WRITTEN TASK: Gather each line of the entries below that includes "table".

Extracted data entries:
==========

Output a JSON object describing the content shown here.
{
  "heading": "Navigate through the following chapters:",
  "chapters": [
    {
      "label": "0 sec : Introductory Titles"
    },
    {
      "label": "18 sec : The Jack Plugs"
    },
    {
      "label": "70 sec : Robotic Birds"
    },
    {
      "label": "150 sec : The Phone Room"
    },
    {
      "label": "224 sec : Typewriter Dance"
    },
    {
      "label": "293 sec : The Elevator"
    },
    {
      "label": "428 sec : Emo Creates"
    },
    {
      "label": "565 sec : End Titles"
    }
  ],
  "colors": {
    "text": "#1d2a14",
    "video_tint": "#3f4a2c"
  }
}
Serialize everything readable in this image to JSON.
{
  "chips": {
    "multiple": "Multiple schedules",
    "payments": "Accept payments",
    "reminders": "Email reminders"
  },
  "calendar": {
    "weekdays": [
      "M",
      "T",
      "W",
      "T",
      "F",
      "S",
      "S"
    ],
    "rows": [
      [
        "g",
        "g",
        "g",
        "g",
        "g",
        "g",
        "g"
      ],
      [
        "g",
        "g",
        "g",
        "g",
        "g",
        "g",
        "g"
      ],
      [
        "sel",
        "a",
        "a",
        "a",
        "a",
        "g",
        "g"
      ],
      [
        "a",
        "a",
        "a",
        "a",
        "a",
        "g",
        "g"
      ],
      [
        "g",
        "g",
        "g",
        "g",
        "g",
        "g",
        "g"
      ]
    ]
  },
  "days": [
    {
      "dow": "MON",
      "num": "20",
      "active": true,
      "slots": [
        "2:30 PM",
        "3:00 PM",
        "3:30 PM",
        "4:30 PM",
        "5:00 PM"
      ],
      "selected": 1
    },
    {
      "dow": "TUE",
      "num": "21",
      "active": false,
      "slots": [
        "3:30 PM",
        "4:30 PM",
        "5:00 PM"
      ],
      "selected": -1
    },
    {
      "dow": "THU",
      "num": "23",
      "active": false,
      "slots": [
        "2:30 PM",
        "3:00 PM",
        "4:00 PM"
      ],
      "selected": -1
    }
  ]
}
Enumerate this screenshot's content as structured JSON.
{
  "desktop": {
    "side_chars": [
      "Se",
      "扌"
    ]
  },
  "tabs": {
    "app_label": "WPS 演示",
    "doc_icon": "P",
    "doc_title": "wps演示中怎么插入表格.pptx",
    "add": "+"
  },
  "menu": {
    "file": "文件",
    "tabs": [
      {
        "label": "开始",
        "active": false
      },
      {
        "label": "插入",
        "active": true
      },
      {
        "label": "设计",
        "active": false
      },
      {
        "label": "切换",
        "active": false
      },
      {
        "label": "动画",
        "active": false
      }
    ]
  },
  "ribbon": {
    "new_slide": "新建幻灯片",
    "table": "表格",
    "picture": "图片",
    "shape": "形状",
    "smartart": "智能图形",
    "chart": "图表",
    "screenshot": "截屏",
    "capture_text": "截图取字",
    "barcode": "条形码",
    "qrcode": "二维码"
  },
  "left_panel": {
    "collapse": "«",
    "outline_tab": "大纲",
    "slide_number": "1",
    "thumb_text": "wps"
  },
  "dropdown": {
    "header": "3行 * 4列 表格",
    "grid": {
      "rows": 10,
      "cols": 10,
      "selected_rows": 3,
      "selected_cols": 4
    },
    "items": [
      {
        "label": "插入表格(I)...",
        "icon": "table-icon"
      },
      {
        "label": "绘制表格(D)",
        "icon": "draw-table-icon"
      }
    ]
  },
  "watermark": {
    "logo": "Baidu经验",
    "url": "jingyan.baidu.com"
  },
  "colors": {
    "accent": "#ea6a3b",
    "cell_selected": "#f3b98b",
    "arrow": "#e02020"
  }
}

==========

RESPONSE TO THE EXERCISE:
    "table": "表格",
        "icon": "table-icon"
        "icon": "draw-table-icon"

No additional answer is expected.